**Goal**. The records should be written out in full, with nothing altered.

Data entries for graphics

:::::

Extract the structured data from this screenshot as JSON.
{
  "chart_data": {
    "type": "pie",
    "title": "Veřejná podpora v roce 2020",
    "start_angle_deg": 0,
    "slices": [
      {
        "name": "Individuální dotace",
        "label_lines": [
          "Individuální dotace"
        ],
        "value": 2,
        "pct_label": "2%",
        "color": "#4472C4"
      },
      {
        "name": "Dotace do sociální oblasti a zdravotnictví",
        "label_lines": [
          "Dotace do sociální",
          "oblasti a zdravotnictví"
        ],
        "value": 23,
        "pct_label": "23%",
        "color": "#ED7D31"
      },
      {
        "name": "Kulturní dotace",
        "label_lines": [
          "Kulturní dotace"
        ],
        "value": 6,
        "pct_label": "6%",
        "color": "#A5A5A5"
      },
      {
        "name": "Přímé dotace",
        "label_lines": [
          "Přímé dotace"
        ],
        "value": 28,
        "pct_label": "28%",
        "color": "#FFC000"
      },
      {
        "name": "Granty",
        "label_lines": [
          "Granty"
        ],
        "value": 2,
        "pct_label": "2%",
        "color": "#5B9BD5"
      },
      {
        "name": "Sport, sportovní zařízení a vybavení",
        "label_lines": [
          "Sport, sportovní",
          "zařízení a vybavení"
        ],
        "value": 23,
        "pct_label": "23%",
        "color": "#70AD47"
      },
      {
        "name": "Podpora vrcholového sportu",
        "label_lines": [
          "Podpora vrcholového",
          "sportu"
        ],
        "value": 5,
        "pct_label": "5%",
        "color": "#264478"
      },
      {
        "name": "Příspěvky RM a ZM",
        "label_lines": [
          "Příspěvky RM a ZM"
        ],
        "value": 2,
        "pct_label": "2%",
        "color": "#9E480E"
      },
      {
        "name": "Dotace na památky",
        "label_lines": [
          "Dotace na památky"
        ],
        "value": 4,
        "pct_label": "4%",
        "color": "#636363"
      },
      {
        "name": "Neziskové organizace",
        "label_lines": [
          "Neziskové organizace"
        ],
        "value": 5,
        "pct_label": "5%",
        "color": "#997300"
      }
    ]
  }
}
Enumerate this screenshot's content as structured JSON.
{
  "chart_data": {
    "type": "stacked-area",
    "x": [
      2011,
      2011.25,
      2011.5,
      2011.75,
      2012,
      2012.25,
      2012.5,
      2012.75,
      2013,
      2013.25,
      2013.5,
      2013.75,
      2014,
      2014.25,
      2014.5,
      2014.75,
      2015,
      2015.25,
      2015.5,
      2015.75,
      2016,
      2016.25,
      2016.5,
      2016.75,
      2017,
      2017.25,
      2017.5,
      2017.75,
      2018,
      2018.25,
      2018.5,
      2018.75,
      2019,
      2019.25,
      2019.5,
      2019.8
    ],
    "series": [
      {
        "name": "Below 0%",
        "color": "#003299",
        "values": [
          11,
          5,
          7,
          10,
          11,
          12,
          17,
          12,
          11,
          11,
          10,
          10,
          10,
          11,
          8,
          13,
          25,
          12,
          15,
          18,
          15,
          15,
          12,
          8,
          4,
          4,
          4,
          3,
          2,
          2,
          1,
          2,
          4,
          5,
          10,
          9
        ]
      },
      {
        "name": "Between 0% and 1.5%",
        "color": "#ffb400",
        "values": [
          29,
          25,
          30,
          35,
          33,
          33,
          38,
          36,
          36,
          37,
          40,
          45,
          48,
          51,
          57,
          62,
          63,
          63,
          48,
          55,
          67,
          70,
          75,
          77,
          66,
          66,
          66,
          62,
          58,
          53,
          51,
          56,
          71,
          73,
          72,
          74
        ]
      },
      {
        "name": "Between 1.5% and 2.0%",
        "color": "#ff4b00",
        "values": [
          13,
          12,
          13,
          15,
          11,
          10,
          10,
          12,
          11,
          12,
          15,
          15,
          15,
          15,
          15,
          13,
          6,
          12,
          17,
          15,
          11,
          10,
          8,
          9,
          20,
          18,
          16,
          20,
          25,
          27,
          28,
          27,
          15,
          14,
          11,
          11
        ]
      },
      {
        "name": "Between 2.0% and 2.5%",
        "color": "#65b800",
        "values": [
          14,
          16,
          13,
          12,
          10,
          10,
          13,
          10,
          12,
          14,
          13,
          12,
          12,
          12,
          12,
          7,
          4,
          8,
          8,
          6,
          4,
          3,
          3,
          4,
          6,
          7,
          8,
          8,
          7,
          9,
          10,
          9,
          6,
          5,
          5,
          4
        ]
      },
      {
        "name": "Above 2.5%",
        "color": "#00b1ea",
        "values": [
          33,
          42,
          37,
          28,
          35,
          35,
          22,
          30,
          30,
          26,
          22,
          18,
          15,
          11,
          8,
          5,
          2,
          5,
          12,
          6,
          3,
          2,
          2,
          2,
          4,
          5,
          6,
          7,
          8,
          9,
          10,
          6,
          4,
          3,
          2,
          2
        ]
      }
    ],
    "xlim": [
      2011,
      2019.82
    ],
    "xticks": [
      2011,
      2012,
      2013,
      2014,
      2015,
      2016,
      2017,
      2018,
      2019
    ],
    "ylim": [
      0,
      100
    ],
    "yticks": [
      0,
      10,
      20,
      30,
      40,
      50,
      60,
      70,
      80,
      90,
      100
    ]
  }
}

:::::

**Output for this exercise**.
Extract the structured data from this screenshot as JSON.
{
  "chart_data": {
    "type": "pie",
    "title": "Veřejná podpora v roce 2020",
    "start_angle_deg": 0,
    "slices": [
      {
        "name": "Individuální dotace",
        "label_lines": [
          "Individuální dotace"
        ],
        "value": 2,
        "pct_label": "2%",
        "color": "#4472C4"
      },
      {
        "name": "Dotace do sociální oblasti a zdravotnictví",
        "label_lines": [
          "Dotace do sociální",
          "oblasti a zdravotnictví"
        ],
        "value": 23,
        "pct_label": "23%",
        "color": "#ED7D31"
      },
      {
        "name": "Kulturní dotace",
        "label_lines": [
          "Kulturní dotace"
        ],
        "value": 6,
        "pct_label": "6%",
        "color": "#A5A5A5"
      },
      {
        "name": "Přímé dotace",
        "label_lines": [
          "Přímé dotace"
        ],
        "value": 28,
        "pct_label": "28%",
        "color": "#FFC000"
      },
      {
        "name": "Granty",
        "label_lines": [
          "Granty"
        ],
        "value": 2,
        "pct_label": "2%",
        "color": "#5B9BD5"
      },
      {
        "name": "Sport, sportovní zařízení a vybavení",
        "label_lines": [
          "Sport, sportovní",
          "zařízení a vybavení"
        ],
        "value": 23,
        "pct_label": "23%",
        "color": "#70AD47"
      },
      {
        "name": "Podpora vrcholového sportu",
        "label_lines": [
          "Podpora vrcholového",
          "sportu"
        ],
        "value": 5,
        "pct_label": "5%",
        "color": "#264478"
      },
      {
        "name": "Příspěvky RM a ZM",
        "label_lines": [
          "Příspěvky RM a ZM"
        ],
        "value": 2,
        "pct_label": "2%",
        "color": "#9E480E"
      },
      {
        "name": "Dotace na památky",
        "label_lines": [
          "Dotace na památky"
        ],
        "value": 4,
        "pct_label": "4%",
        "color": "#636363"
      },
      {
        "name": "Neziskové organizace",
        "label_lines": [
          "Neziskové organizace"
        ],
        "value": 5,
        "pct_label": "5%",
        "color": "#997300"
      }
    ]
  }
}
Enumerate this screenshot's content as structured JSON.
{
  "chart_data": {
    "type": "stacked-area",
    "x": [
      2011,
      2011.25,
      2011.5,
      2011.75,
      2012,
      2012.25,
      2012.5,
      2012.75,
      2013,
      2013.25,
      2013.5,
      2013.75,
      2014,
      2014.25,
      2014.5,
      2014.75,
      2015,
      2015.25,
      2015.5,
      2015.75,
      2016,
      2016.25,
      2016.5,
      2016.75,
      2017,
      2017.25,
      2017.5,
      2017.75,
      2018,
      2018.25,
      2018.5,
      2018.75,
      2019,
      2019.25,
      2019.5,
      2019.8
    ],
    "series": [
      {
        "name": "Below 0%",
        "color": "#003299",
        "values": [
          11,
          5,
          7,
          10,
          11,
          12,
          17,
          12,
          11,
          11,
          10,
          10,
          10,
          11,
          8,
          13,
          25,
          12,
          15,
          18,
          15,
          15,
          12,
          8,
          4,
          4,
          4,
          3,
          2,
          2,
          1,
          2,
          4,
          5,
          10,
          9
        ]
      },
      {
        "name": "Between 0% and 1.5%",
        "color": "#ffb400",
        "values": [
          29,
          25,
          30,
          35,
          33,
          33,
          38,
          36,
          36,
          37,
          40,
          45,
          48,
          51,
          57,
          62,
          63,
          63,
          48,
          55,
          67,
          70,
          75,
          77,
          66,
          66,
          66,
          62,
          58,
          53,
          51,
          56,
          71,
          73,
          72,
          74
        ]
      },
      {
        "name": "Between 1.5% and 2.0%",
        "color": "#ff4b00",
        "values": [
          13,
          12,
          13,
          15,
          11,
          10,
          10,
          12,
          11,
          12,
          15,
          15,
          15,
          15,
          15,
          13,
          6,
          12,
          17,
          15,
          11,
          10,
          8,
          9,
          20,
          18,
          16,
          20,
          25,
          27,
          28,
          27,
          15,
          14,
          11,
          11
        ]
      },
      {
        "name": "Between 2.0% and 2.5%",
        "color": "#65b800",
        "values": [
          14,
          16,
          13,
          12,
          10,
          10,
          13,
          10,
          12,
          14,
          13,
          12,
          12,
          12,
          12,
          7,
          4,
          8,
          8,
          6,
          4,
          3,
          3,
          4,
          6,
          7,
          8,
          8,
          7,
          9,
          10,
          9,
          6,
          5,
          5,
          4
        ]
      },
      {
        "name": "Above 2.5%",
        "color": "#00b1ea",
        "values": [
          33,
          42,
          37,
          28,
          35,
          35,
          22,
          30,
          30,
          26,
          22,
          18,
          15,
          11,
          8,
          5,
          2,
          5,
          12,
          6,
          3,
          2,
          2,
          2,
          4,
          5,
          6,
          7,
          8,
          9,
          10,
          6,
          4,
          3,
          2,
          2
        ]
      }
    ],
    "xlim": [
      2011,
      2019.82
    ],
    "xticks": [
      2011,
      2012,
      2013,
      2014,
      2015,
      2016,
      2017,
      2018,
      2019
    ],
    "ylim": [
      0,
      100
    ],
    "yticks": [
      0,
      10,
      20,
      30,
      40,
      50,
      60,
      70,
      80,
      90,
      100
    ]
  }
}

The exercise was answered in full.